**Exercise goal:** An exact copy of all the data is required, with pictures left out.

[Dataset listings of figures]
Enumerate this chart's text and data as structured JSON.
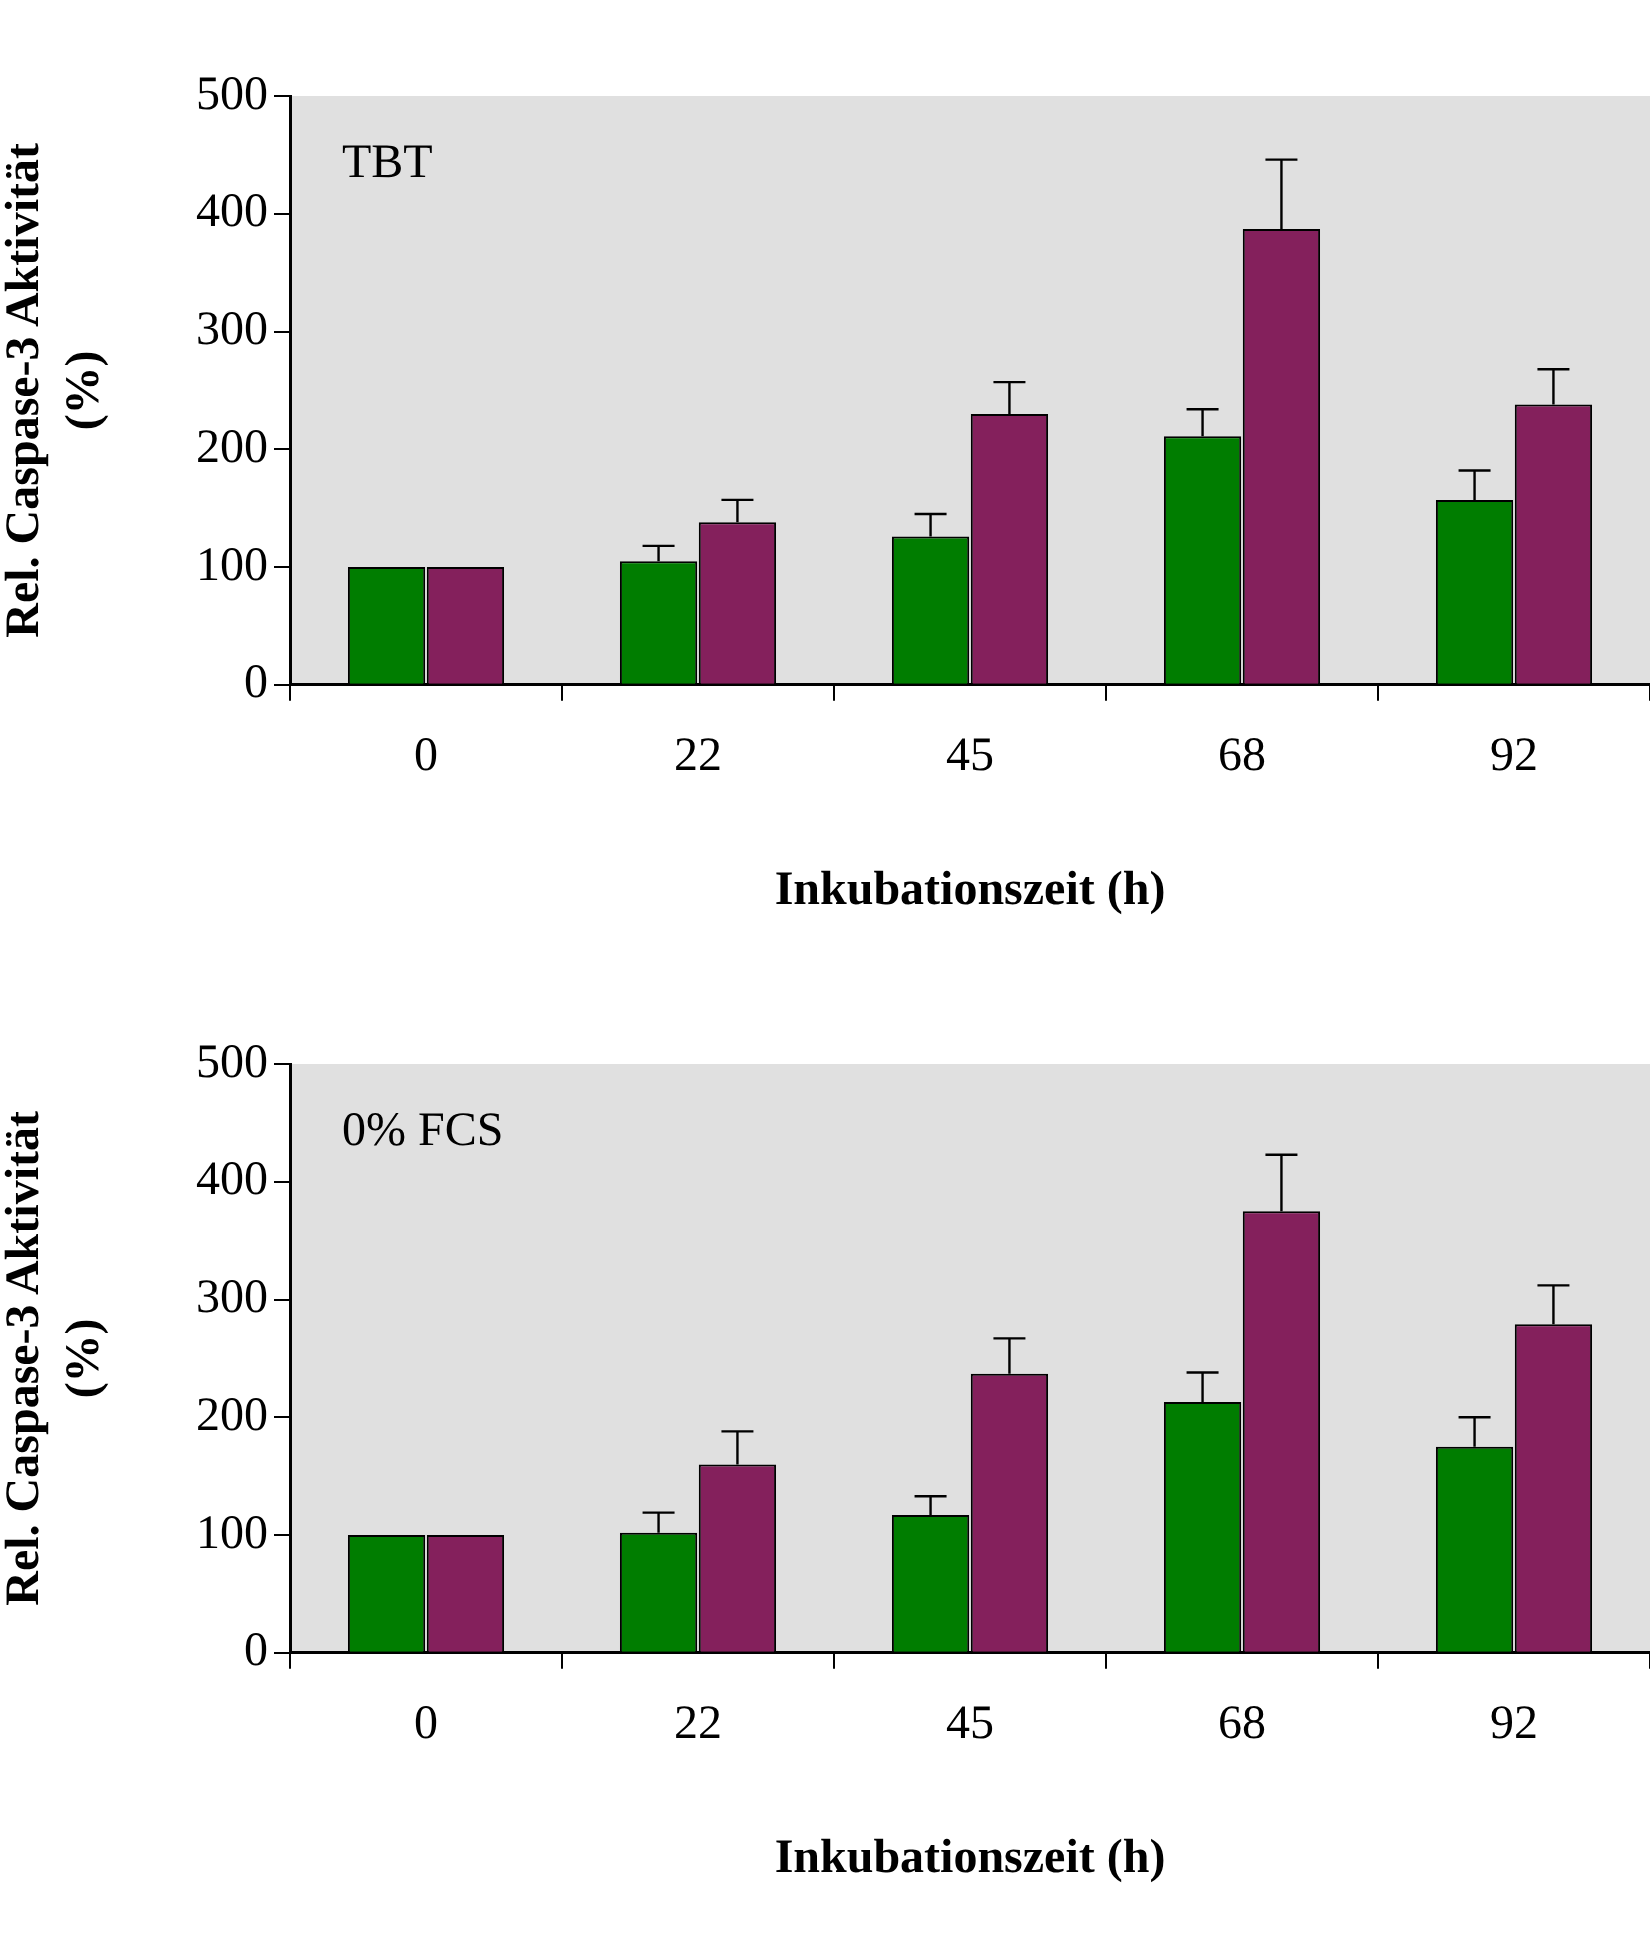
{
  "chart_data": [
    {
      "type": "bar",
      "annotations": [
        "TBT"
      ],
      "xlabel": "Inkubationszeit (h)",
      "ylabel": "Rel. Caspase-3 Aktivität\n(%)",
      "categories": [
        "0",
        "22",
        "45",
        "68",
        "92"
      ],
      "series": [
        {
          "color": "#007d00",
          "values": [
            100,
            105,
            126,
            211,
            157
          ],
          "errors": [
            null,
            [
              105,
              118
            ],
            [
              126,
              145
            ],
            [
              211,
              234
            ],
            [
              157,
              182
            ]
          ]
        },
        {
          "color": "#84205c",
          "values": [
            100,
            138,
            230,
            387,
            238
          ],
          "errors": [
            null,
            [
              138,
              157
            ],
            [
              230,
              257
            ],
            [
              387,
              446
            ],
            [
              238,
              268
            ]
          ]
        }
      ],
      "ylim": [
        0,
        500
      ],
      "yticks": [
        0,
        100,
        200,
        300,
        400,
        500
      ],
      "grid": false,
      "legend": false
    },
    {
      "type": "bar",
      "annotations": [
        "0% FCS"
      ],
      "xlabel": "Inkubationszeit (h)",
      "ylabel": "Rel. Caspase-3 Aktivität\n(%)",
      "categories": [
        "0",
        "22",
        "45",
        "68",
        "92"
      ],
      "series": [
        {
          "color": "#007d00",
          "values": [
            100,
            102,
            117,
            213,
            175
          ],
          "errors": [
            null,
            [
              102,
              119
            ],
            [
              117,
              133
            ],
            [
              213,
              238
            ],
            [
              175,
              200
            ]
          ]
        },
        {
          "color": "#84205c",
          "values": [
            100,
            160,
            237,
            375,
            279
          ],
          "errors": [
            null,
            [
              160,
              188
            ],
            [
              237,
              267
            ],
            [
              375,
              423
            ],
            [
              279,
              312
            ]
          ]
        }
      ],
      "ylim": [
        0,
        500
      ],
      "yticks": [
        0,
        100,
        200,
        300,
        400,
        500
      ],
      "grid": false,
      "legend": false
    }
  ]
}
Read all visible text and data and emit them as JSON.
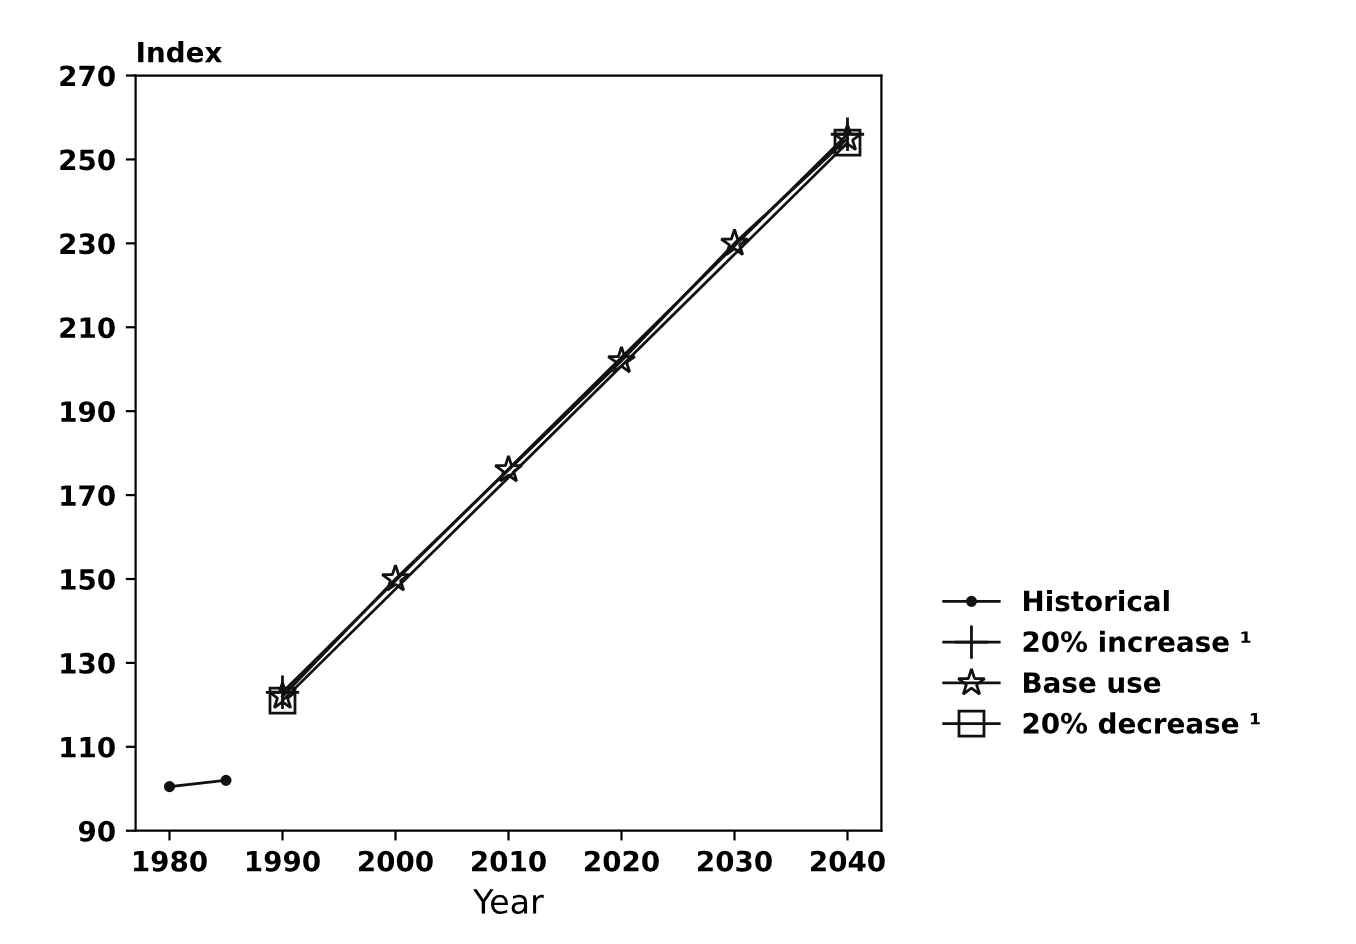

**The solution:**
Enumerate this chart's text and data as structured JSON.
{
  "chart_data": [
    {
      "type": "bar",
      "annotations": [
        "TBT"
      ],
      "xlabel": "Inkubationszeit (h)",
      "ylabel": "Rel. Caspase-3 Aktivität\n(%)",
      "categories": [
        "0",
        "22",
        "45",
        "68",
        "92"
      ],
      "series": [
        {
          "color": "#007d00",
          "values": [
            100,
            105,
            126,
            211,
            157
          ],
          "errors": [
            null,
            [
              105,
              118
            ],
            [
              126,
              145
            ],
            [
              211,
              234
            ],
            [
              157,
              182
            ]
          ]
        },
        {
          "color": "#84205c",
          "values": [
            100,
            138,
            230,
            387,
            238
          ],
          "errors": [
            null,
            [
              138,
              157
            ],
            [
              230,
              257
            ],
            [
              387,
              446
            ],
            [
              238,
              268
            ]
          ]
        }
      ],
      "ylim": [
        0,
        500
      ],
      "yticks": [
        0,
        100,
        200,
        300,
        400,
        500
      ],
      "grid": false,
      "legend": false
    },
    {
      "type": "bar",
      "annotations": [
        "0% FCS"
      ],
      "xlabel": "Inkubationszeit (h)",
      "ylabel": "Rel. Caspase-3 Aktivität\n(%)",
      "categories": [
        "0",
        "22",
        "45",
        "68",
        "92"
      ],
      "series": [
        {
          "color": "#007d00",
          "values": [
            100,
            102,
            117,
            213,
            175
          ],
          "errors": [
            null,
            [
              102,
              119
            ],
            [
              117,
              133
            ],
            [
              213,
              238
            ],
            [
              175,
              200
            ]
          ]
        },
        {
          "color": "#84205c",
          "values": [
            100,
            160,
            237,
            375,
            279
          ],
          "errors": [
            null,
            [
              160,
              188
            ],
            [
              237,
              267
            ],
            [
              375,
              423
            ],
            [
              279,
              312
            ]
          ]
        }
      ],
      "ylim": [
        0,
        500
      ],
      "yticks": [
        0,
        100,
        200,
        300,
        400,
        500
      ],
      "grid": false,
      "legend": false
    }
  ]
}
Read all visible text and data and emit them as JSON.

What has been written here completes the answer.